» **WRITTEN INSTRUCTION**
Starting at the line that contains "What's the underlying", reproduce every line through the end of the entries below, with no pictures in the copy.
[Begin RECORD SET]
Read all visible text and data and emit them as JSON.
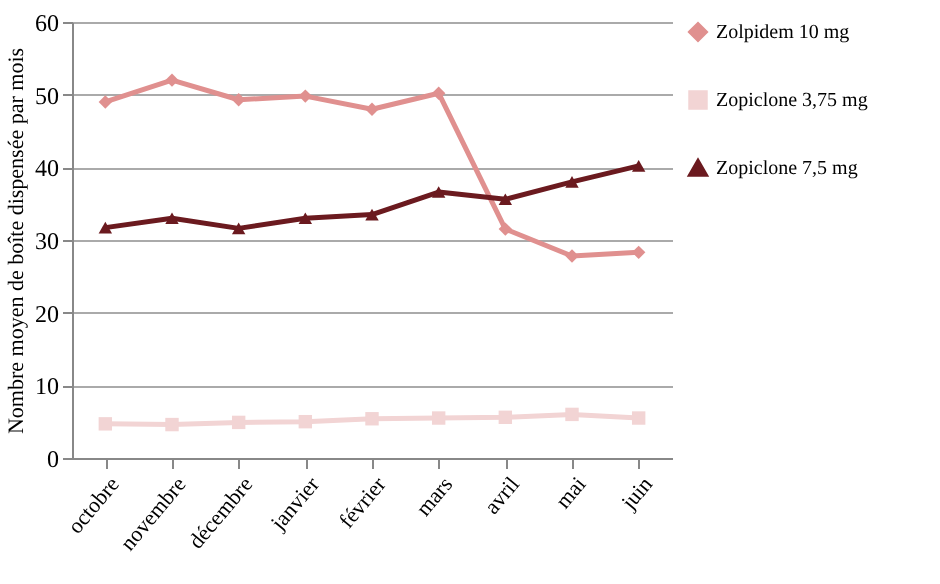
{
  "chart_data": {
    "type": "line",
    "ylabel": "Nombre moyen de boîte dispensée par mois",
    "categories": [
      "octobre",
      "novembre",
      "décembre",
      "janvier",
      "février",
      "mars",
      "avril",
      "mai",
      "juin"
    ],
    "series": [
      {
        "name": "Zolpidem 10 mg",
        "color": "#e0908f",
        "marker": "diamond",
        "values": [
          49,
          52,
          49.3,
          49.8,
          48,
          50.2,
          31.5,
          27.8,
          28.3
        ]
      },
      {
        "name": "Zopiclone 3,75 mg",
        "color": "#f2d4d4",
        "marker": "square",
        "values": [
          4.7,
          4.6,
          4.9,
          5.0,
          5.4,
          5.5,
          5.6,
          6.0,
          5.5
        ]
      },
      {
        "name": "Zopiclone 7,5 mg",
        "color": "#6b1a1f",
        "marker": "triangle",
        "values": [
          31.7,
          33,
          31.6,
          33,
          33.5,
          36.6,
          35.6,
          38,
          40.2
        ]
      }
    ],
    "ylim": [
      0,
      60
    ],
    "yticks": [
      0,
      10,
      20,
      30,
      40,
      50,
      60
    ],
    "grid": "y",
    "legend": "right",
    "line_style": "solid"
  }
}
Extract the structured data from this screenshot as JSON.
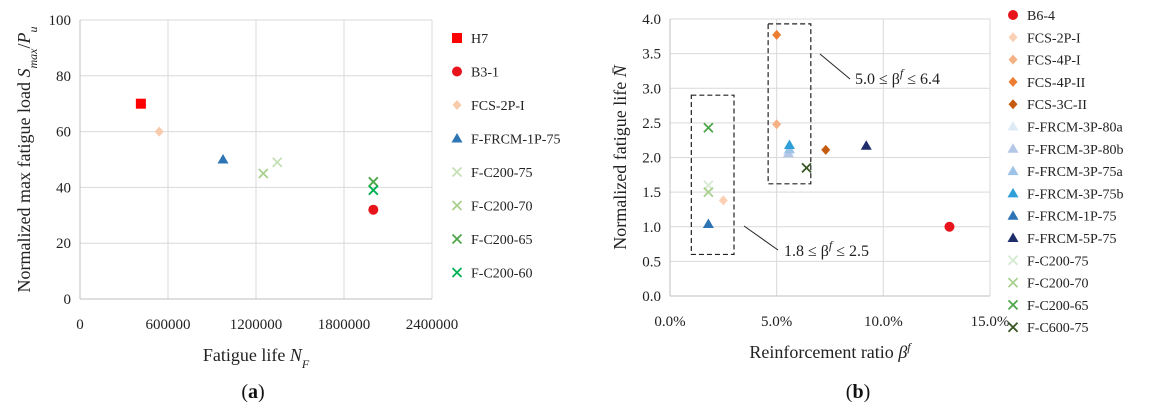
{
  "chart_data": [
    {
      "type": "scatter",
      "panel_label": "(a)",
      "xlabel": "Fatigue life N_F",
      "ylabel": "Normalized max fatigue load S_max/P_u",
      "xlim": [
        0,
        2400000
      ],
      "ylim": [
        0,
        100
      ],
      "xticks": [
        0,
        600000,
        1200000,
        1800000,
        2400000
      ],
      "yticks": [
        0,
        20,
        40,
        60,
        80,
        100
      ],
      "xtick_labels": [
        "0",
        "600000",
        "1200000",
        "1800000",
        "2400000"
      ],
      "ytick_labels": [
        "0",
        "20",
        "40",
        "60",
        "80",
        "100"
      ],
      "grid": true,
      "legend_position": "right",
      "series": [
        {
          "name": "H7",
          "marker": "square",
          "color": "#ff0000",
          "points": [
            [
              415000,
              70
            ]
          ]
        },
        {
          "name": "B3-1",
          "marker": "circle",
          "color": "#e8141c",
          "points": [
            [
              2000000,
              32
            ]
          ]
        },
        {
          "name": "FCS-2P-I",
          "marker": "diamond",
          "color": "#f8cbad",
          "points": [
            [
              540000,
              60
            ]
          ]
        },
        {
          "name": "F-FRCM-1P-75",
          "marker": "triangle",
          "color": "#2e75b6",
          "points": [
            [
              975000,
              50
            ]
          ]
        },
        {
          "name": "F-C200-75",
          "marker": "x",
          "color": "#c5e0b4",
          "points": [
            [
              1345000,
              49
            ]
          ]
        },
        {
          "name": "F-C200-70",
          "marker": "x",
          "color": "#a9d18e",
          "points": [
            [
              1250000,
              45
            ]
          ]
        },
        {
          "name": "F-C200-65",
          "marker": "x",
          "color": "#4ea64a",
          "points": [
            [
              2000000,
              42
            ]
          ]
        },
        {
          "name": "F-C200-60",
          "marker": "x",
          "color": "#00b050",
          "points": [
            [
              2000000,
              39
            ]
          ]
        }
      ]
    },
    {
      "type": "scatter",
      "panel_label": "(b)",
      "xlabel": "Reinforcement ratio β^f",
      "ylabel": "Normalized fatigue life N̄",
      "xlim": [
        0,
        15
      ],
      "ylim": [
        0,
        4
      ],
      "xticks": [
        0,
        5,
        10,
        15
      ],
      "yticks": [
        0,
        0.5,
        1,
        1.5,
        2,
        2.5,
        3,
        3.5,
        4
      ],
      "xtick_labels": [
        "0.0%",
        "5.0%",
        "10.0%",
        "15.0%"
      ],
      "ytick_labels": [
        "0.0",
        "0.5",
        "1.0",
        "1.5",
        "2.0",
        "2.5",
        "3.0",
        "3.5",
        "4.0"
      ],
      "grid": true,
      "legend_position": "right",
      "annotations": [
        {
          "text_left": "5.0 ≤ β",
          "sup": "f",
          "text_right": " ≤ 6.4",
          "box": {
            "x": [
              4.6,
              6.6
            ],
            "y": [
              1.62,
              3.93
            ]
          }
        },
        {
          "text_left": "1.8 ≤ β",
          "sup": "f",
          "text_right": " ≤ 2.5",
          "box": {
            "x": [
              1.0,
              3.0
            ],
            "y": [
              0.6,
              2.9
            ]
          }
        }
      ],
      "series": [
        {
          "name": "B6-4",
          "marker": "circle",
          "color": "#e8141c",
          "points": [
            [
              13.1,
              1.0
            ]
          ]
        },
        {
          "name": "FCS-2P-I",
          "marker": "diamond",
          "color": "#fbd0b4",
          "points": [
            [
              2.5,
              1.38
            ]
          ]
        },
        {
          "name": "FCS-4P-I",
          "marker": "diamond",
          "color": "#f4b183",
          "points": [
            [
              5.0,
              2.48
            ]
          ]
        },
        {
          "name": "FCS-4P-II",
          "marker": "diamond",
          "color": "#ed7d31",
          "points": [
            [
              5.0,
              3.77
            ]
          ]
        },
        {
          "name": "FCS-3C-II",
          "marker": "diamond",
          "color": "#c55a11",
          "points": [
            [
              7.3,
              2.11
            ]
          ]
        },
        {
          "name": "F-FRCM-3P-80a",
          "marker": "triangle",
          "color": "#deebf7",
          "points": [
            [
              5.55,
              2.1
            ]
          ]
        },
        {
          "name": "F-FRCM-3P-80b",
          "marker": "triangle",
          "color": "#b4c7e7",
          "points": [
            [
              5.55,
              2.06
            ]
          ]
        },
        {
          "name": "F-FRCM-3P-75a",
          "marker": "triangle",
          "color": "#9dc3e6",
          "points": [
            [
              5.6,
              2.12
            ]
          ]
        },
        {
          "name": "F-FRCM-3P-75b",
          "marker": "triangle",
          "color": "#2e9fd9",
          "points": [
            [
              5.6,
              2.18
            ]
          ]
        },
        {
          "name": "F-FRCM-1P-75",
          "marker": "triangle",
          "color": "#2e75b6",
          "points": [
            [
              1.8,
              1.04
            ]
          ]
        },
        {
          "name": "F-FRCM-5P-75",
          "marker": "triangle",
          "color": "#1f2d6b",
          "points": [
            [
              9.2,
              2.17
            ]
          ]
        },
        {
          "name": "F-C200-75",
          "marker": "x",
          "color": "#d5ead0",
          "points": [
            [
              1.8,
              1.6
            ]
          ]
        },
        {
          "name": "F-C200-70",
          "marker": "x",
          "color": "#a9d18e",
          "points": [
            [
              1.8,
              1.5
            ]
          ]
        },
        {
          "name": "F-C200-65",
          "marker": "x",
          "color": "#4ea64a",
          "points": [
            [
              1.8,
              2.43
            ]
          ]
        },
        {
          "name": "F-C600-75",
          "marker": "x",
          "color": "#375623",
          "points": [
            [
              6.4,
              1.85
            ]
          ]
        }
      ]
    }
  ]
}
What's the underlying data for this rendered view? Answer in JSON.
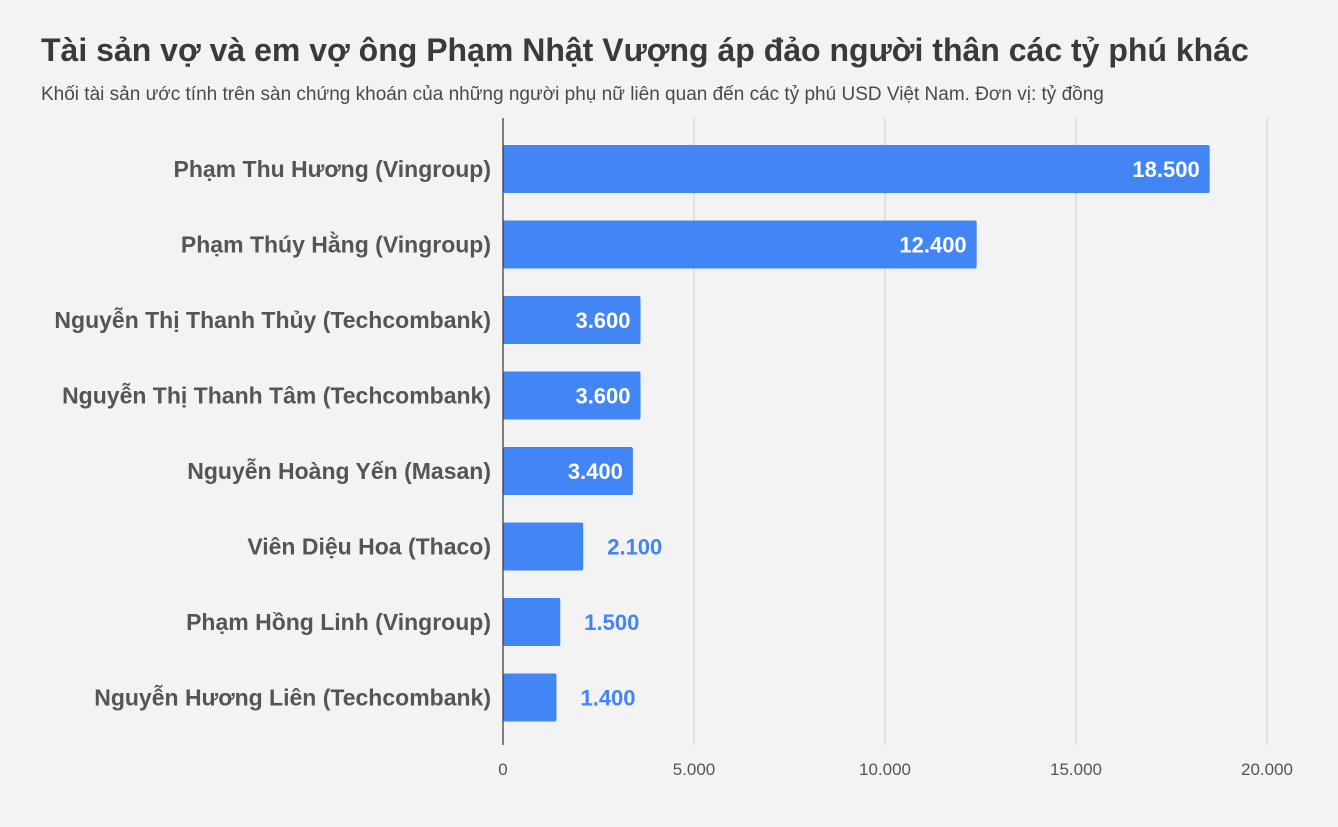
{
  "chart_data": {
    "type": "bar",
    "orientation": "horizontal",
    "title": "Tài sản vợ và em vợ ông Phạm Nhật Vượng áp đảo người thân các tỷ phú khác",
    "subtitle": "Khối tài sản ước tính trên sàn chứng khoán của những người phụ nữ liên quan đến các tỷ phú USD Việt Nam. Đơn vị: tỷ đồng",
    "categories": [
      "Phạm Thu Hương (Vingroup)",
      "Phạm Thúy Hằng (Vingroup)",
      "Nguyễn Thị Thanh Thủy (Techcombank)",
      "Nguyễn Thị Thanh Tâm (Techcombank)",
      "Nguyễn Hoàng Yến (Masan)",
      "Viên Diệu Hoa (Thaco)",
      "Phạm Hồng Linh (Vingroup)",
      "Nguyễn Hương Liên (Techcombank)"
    ],
    "values": [
      18500,
      12400,
      3600,
      3600,
      3400,
      2100,
      1500,
      1400
    ],
    "data_labels": [
      "18.500",
      "12.400",
      "3.600",
      "3.600",
      "3.400",
      "2.100",
      "1.500",
      "1.400"
    ],
    "xlim": [
      0,
      20000
    ],
    "xticks": [
      0,
      5000,
      10000,
      15000,
      20000
    ],
    "xtick_labels": [
      "0",
      "5.000",
      "10.000",
      "15.000",
      "20.000"
    ],
    "grid": true,
    "bar_color": "#4285f4",
    "label_inside_color": "#ffffff",
    "label_outside_color": "#4285f4",
    "background_color": "#f3f3f3"
  }
}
[End RECORD SET]
» **EXPECTED OUTPUT**
What's the underlying data for this rendered view? Answer in JSON.
{
  "chart_data": {
    "type": "bar",
    "orientation": "horizontal",
    "title": "Tài sản vợ và em vợ ông Phạm Nhật Vượng áp đảo người thân các tỷ phú khác",
    "subtitle": "Khối tài sản ước tính trên sàn chứng khoán của những người phụ nữ liên quan đến các tỷ phú USD Việt Nam. Đơn vị: tỷ đồng",
    "categories": [
      "Phạm Thu Hương (Vingroup)",
      "Phạm Thúy Hằng (Vingroup)",
      "Nguyễn Thị Thanh Thủy (Techcombank)",
      "Nguyễn Thị Thanh Tâm (Techcombank)",
      "Nguyễn Hoàng Yến (Masan)",
      "Viên Diệu Hoa (Thaco)",
      "Phạm Hồng Linh (Vingroup)",
      "Nguyễn Hương Liên (Techcombank)"
    ],
    "values": [
      18500,
      12400,
      3600,
      3600,
      3400,
      2100,
      1500,
      1400
    ],
    "data_labels": [
      "18.500",
      "12.400",
      "3.600",
      "3.600",
      "3.400",
      "2.100",
      "1.500",
      "1.400"
    ],
    "xlim": [
      0,
      20000
    ],
    "xticks": [
      0,
      5000,
      10000,
      15000,
      20000
    ],
    "xtick_labels": [
      "0",
      "5.000",
      "10.000",
      "15.000",
      "20.000"
    ],
    "grid": true,
    "bar_color": "#4285f4",
    "label_inside_color": "#ffffff",
    "label_outside_color": "#4285f4",
    "background_color": "#f3f3f3"
  }
}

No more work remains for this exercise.